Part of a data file
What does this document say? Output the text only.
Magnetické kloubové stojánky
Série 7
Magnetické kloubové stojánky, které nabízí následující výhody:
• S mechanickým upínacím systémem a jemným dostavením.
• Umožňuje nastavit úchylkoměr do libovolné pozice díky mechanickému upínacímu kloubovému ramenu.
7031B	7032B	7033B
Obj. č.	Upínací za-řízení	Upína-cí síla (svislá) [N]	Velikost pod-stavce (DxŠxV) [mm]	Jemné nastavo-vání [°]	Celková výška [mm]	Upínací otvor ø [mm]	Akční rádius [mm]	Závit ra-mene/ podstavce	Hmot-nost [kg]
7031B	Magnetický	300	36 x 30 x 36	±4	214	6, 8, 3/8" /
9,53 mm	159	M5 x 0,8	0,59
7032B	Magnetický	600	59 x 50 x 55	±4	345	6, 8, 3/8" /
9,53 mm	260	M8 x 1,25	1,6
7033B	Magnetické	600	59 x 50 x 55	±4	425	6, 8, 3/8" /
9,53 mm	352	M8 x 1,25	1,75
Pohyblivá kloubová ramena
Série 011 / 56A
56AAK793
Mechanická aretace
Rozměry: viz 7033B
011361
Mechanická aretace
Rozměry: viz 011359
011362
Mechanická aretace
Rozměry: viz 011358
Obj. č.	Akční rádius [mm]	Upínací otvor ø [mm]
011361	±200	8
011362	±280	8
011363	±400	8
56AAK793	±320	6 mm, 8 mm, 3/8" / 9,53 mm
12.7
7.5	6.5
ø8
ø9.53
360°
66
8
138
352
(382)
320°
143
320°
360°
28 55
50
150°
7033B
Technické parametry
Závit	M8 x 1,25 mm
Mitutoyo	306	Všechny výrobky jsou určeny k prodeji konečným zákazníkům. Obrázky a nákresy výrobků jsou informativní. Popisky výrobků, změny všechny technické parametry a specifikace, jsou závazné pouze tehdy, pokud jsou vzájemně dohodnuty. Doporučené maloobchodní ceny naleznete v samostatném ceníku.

__EXERCISE PROMPT__: Each entry above needs to be retyped exactly.

__FINISHED EXERCISE__:
What does this document say? Output the text only.
Magnetické kloubové stojánky
Série 7
Magnetické kloubové stojánky, které nabízí následující výhody:
• S mechanickým upínacím systémem a jemným dostavením.
• Umožňuje nastavit úchylkoměr do libovolné pozice díky mechanickému upínacímu kloubovému ramenu.
7031B	7032B	7033B
Obj. č.	Upínací za-řízení	Upína-cí síla (svislá) [N]	Velikost pod-stavce (DxŠxV) [mm]	Jemné nastavo-vání [°]	Celková výška [mm]	Upínací otvor ø [mm]	Akční rádius [mm]	Závit ra-mene/ podstavce	Hmot-nost [kg]
7031B	Magnetický	300	36 x 30 x 36	±4	214	6, 8, 3/8" /
9,53 mm	159	M5 x 0,8	0,59
7032B	Magnetický	600	59 x 50 x 55	±4	345	6, 8, 3/8" /
9,53 mm	260	M8 x 1,25	1,6
7033B	Magnetické	600	59 x 50 x 55	±4	425	6, 8, 3/8" /
9,53 mm	352	M8 x 1,25	1,75
Pohyblivá kloubová ramena
Série 011 / 56A
56AAK793
Mechanická aretace
Rozměry: viz 7033B
011361
Mechanická aretace
Rozměry: viz 011359
011362
Mechanická aretace
Rozměry: viz 011358
Obj. č.	Akční rádius [mm]	Upínací otvor ø [mm]
011361	±200	8
011362	±280	8
011363	±400	8
56AAK793	±320	6 mm, 8 mm, 3/8" / 9,53 mm
12.7
7.5	6.5
ø8
ø9.53
360°
66
8
138
352
(382)
320°
143
320°
360°
28 55
50
150°
7033B
Technické parametry
Závit	M8 x 1,25 mm
Mitutoyo	306	Všechny výrobky jsou určeny k prodeji konečným zákazníkům. Obrázky a nákresy výrobků jsou informativní. Popisky výrobků, změny všechny technické parametry a specifikace, jsou závazné pouze tehdy, pokud jsou vzájemně dohodnuty. Doporučené maloobchodní ceny naleznete v samostatném ceníku.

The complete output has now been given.